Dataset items

━━━━━━

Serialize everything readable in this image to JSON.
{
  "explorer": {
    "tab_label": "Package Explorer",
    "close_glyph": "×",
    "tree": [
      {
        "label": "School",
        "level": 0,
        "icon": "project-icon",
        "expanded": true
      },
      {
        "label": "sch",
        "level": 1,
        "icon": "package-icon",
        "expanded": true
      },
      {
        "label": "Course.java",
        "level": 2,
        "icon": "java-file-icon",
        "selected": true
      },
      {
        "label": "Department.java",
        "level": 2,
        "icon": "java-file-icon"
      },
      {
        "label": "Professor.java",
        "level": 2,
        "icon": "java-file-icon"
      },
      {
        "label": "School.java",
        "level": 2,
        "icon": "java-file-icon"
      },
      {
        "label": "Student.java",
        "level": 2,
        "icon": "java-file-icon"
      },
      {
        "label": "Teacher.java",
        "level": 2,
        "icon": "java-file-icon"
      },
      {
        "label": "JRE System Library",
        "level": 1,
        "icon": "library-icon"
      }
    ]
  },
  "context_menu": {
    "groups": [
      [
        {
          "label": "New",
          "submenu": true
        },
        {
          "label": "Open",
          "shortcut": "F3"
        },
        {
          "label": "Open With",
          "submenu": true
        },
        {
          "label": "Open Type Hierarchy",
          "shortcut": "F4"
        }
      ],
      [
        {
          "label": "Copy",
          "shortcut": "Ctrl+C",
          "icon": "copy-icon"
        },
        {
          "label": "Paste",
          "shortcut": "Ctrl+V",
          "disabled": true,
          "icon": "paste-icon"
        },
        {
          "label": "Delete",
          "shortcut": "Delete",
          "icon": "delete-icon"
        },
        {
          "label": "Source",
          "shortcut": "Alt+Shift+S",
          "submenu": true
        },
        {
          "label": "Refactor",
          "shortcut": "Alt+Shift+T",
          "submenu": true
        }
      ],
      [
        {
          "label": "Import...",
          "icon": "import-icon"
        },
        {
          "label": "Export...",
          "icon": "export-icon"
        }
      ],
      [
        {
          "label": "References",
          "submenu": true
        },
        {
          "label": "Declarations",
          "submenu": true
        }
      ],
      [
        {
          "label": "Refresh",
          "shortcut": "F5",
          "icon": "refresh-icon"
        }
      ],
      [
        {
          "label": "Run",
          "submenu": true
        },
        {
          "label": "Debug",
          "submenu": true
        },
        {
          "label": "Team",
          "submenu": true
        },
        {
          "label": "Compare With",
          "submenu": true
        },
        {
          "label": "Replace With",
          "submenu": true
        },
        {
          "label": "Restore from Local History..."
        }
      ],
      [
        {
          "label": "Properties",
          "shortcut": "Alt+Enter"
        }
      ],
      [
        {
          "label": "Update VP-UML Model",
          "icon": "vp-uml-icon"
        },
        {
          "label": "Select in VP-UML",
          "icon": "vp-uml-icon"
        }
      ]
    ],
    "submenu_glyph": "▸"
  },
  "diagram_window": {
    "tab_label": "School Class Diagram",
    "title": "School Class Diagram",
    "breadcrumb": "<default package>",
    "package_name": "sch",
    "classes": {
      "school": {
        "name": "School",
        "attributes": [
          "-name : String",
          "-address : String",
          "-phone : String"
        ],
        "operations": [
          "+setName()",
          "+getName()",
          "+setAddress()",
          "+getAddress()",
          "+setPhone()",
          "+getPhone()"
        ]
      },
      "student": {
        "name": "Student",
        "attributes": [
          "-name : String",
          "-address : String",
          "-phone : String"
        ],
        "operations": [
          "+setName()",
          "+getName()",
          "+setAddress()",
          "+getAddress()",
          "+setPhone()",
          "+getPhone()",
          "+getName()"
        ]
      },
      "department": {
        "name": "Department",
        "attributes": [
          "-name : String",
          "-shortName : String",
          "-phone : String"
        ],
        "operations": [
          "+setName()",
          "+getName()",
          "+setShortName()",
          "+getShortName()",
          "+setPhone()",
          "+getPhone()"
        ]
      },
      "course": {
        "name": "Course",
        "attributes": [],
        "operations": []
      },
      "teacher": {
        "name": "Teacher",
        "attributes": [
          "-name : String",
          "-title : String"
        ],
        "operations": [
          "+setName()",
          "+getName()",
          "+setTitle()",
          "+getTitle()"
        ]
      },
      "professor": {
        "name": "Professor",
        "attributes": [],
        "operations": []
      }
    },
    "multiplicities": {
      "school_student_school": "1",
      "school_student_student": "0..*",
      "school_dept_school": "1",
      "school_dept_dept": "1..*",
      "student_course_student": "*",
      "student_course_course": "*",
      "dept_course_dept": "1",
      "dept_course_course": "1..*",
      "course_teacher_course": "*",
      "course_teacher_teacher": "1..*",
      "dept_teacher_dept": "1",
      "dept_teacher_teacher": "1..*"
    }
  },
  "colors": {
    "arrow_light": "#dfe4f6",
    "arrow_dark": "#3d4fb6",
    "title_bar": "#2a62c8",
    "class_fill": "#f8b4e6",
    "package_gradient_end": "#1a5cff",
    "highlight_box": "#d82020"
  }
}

━━━━━━

* **What is needed**: Copy out the data shown above without altering anything.

* **Answer to the problem**:
Serialize everything readable in this image to JSON.
{
  "explorer": {
    "tab_label": "Package Explorer",
    "close_glyph": "×",
    "tree": [
      {
        "label": "School",
        "level": 0,
        "icon": "project-icon",
        "expanded": true
      },
      {
        "label": "sch",
        "level": 1,
        "icon": "package-icon",
        "expanded": true
      },
      {
        "label": "Course.java",
        "level": 2,
        "icon": "java-file-icon",
        "selected": true
      },
      {
        "label": "Department.java",
        "level": 2,
        "icon": "java-file-icon"
      },
      {
        "label": "Professor.java",
        "level": 2,
        "icon": "java-file-icon"
      },
      {
        "label": "School.java",
        "level": 2,
        "icon": "java-file-icon"
      },
      {
        "label": "Student.java",
        "level": 2,
        "icon": "java-file-icon"
      },
      {
        "label": "Teacher.java",
        "level": 2,
        "icon": "java-file-icon"
      },
      {
        "label": "JRE System Library",
        "level": 1,
        "icon": "library-icon"
      }
    ]
  },
  "context_menu": {
    "groups": [
      [
        {
          "label": "New",
          "submenu": true
        },
        {
          "label": "Open",
          "shortcut": "F3"
        },
        {
          "label": "Open With",
          "submenu": true
        },
        {
          "label": "Open Type Hierarchy",
          "shortcut": "F4"
        }
      ],
      [
        {
          "label": "Copy",
          "shortcut": "Ctrl+C",
          "icon": "copy-icon"
        },
        {
          "label": "Paste",
          "shortcut": "Ctrl+V",
          "disabled": true,
          "icon": "paste-icon"
        },
        {
          "label": "Delete",
          "shortcut": "Delete",
          "icon": "delete-icon"
        },
        {
          "label": "Source",
          "shortcut": "Alt+Shift+S",
          "submenu": true
        },
        {
          "label": "Refactor",
          "shortcut": "Alt+Shift+T",
          "submenu": true
        }
      ],
      [
        {
          "label": "Import...",
          "icon": "import-icon"
        },
        {
          "label": "Export...",
          "icon": "export-icon"
        }
      ],
      [
        {
          "label": "References",
          "submenu": true
        },
        {
          "label": "Declarations",
          "submenu": true
        }
      ],
      [
        {
          "label": "Refresh",
          "shortcut": "F5",
          "icon": "refresh-icon"
        }
      ],
      [
        {
          "label": "Run",
          "submenu": true
        },
        {
          "label": "Debug",
          "submenu": true
        },
        {
          "label": "Team",
          "submenu": true
        },
        {
          "label": "Compare With",
          "submenu": true
        },
        {
          "label": "Replace With",
          "submenu": true
        },
        {
          "label": "Restore from Local History..."
        }
      ],
      [
        {
          "label": "Properties",
          "shortcut": "Alt+Enter"
        }
      ],
      [
        {
          "label": "Update VP-UML Model",
          "icon": "vp-uml-icon"
        },
        {
          "label": "Select in VP-UML",
          "icon": "vp-uml-icon"
        }
      ]
    ],
    "submenu_glyph": "▸"
  },
  "diagram_window": {
    "tab_label": "School Class Diagram",
    "title": "School Class Diagram",
    "breadcrumb": "<default package>",
    "package_name": "sch",
    "classes": {
      "school": {
        "name": "School",
        "attributes": [
          "-name : String",
          "-address : String",
          "-phone : String"
        ],
        "operations": [
          "+setName()",
          "+getName()",
          "+setAddress()",
          "+getAddress()",
          "+setPhone()",
          "+getPhone()"
        ]
      },
      "student": {
        "name": "Student",
        "attributes": [
          "-name : String",
          "-address : String",
          "-phone : String"
        ],
        "operations": [
          "+setName()",
          "+getName()",
          "+setAddress()",
          "+getAddress()",
          "+setPhone()",
          "+getPhone()",
          "+getName()"
        ]
      },
      "department": {
        "name": "Department",
        "attributes": [
          "-name : String",
          "-shortName : String",
          "-phone : String"
        ],
        "operations": [
          "+setName()",
          "+getName()",
          "+setShortName()",
          "+getShortName()",
          "+setPhone()",
          "+getPhone()"
        ]
      },
      "course": {
        "name": "Course",
        "attributes": [],
        "operations": []
      },
      "teacher": {
        "name": "Teacher",
        "attributes": [
          "-name : String",
          "-title : String"
        ],
        "operations": [
          "+setName()",
          "+getName()",
          "+setTitle()",
          "+getTitle()"
        ]
      },
      "professor": {
        "name": "Professor",
        "attributes": [],
        "operations": []
      }
    },
    "multiplicities": {
      "school_student_school": "1",
      "school_student_student": "0..*",
      "school_dept_school": "1",
      "school_dept_dept": "1..*",
      "student_course_student": "*",
      "student_course_course": "*",
      "dept_course_dept": "1",
      "dept_course_course": "1..*",
      "course_teacher_course": "*",
      "course_teacher_teacher": "1..*",
      "dept_teacher_dept": "1",
      "dept_teacher_teacher": "1..*"
    }
  },
  "colors": {
    "arrow_light": "#dfe4f6",
    "arrow_dark": "#3d4fb6",
    "title_bar": "#2a62c8",
    "class_fill": "#f8b4e6",
    "package_gradient_end": "#1a5cff",
    "highlight_box": "#d82020"
  }
}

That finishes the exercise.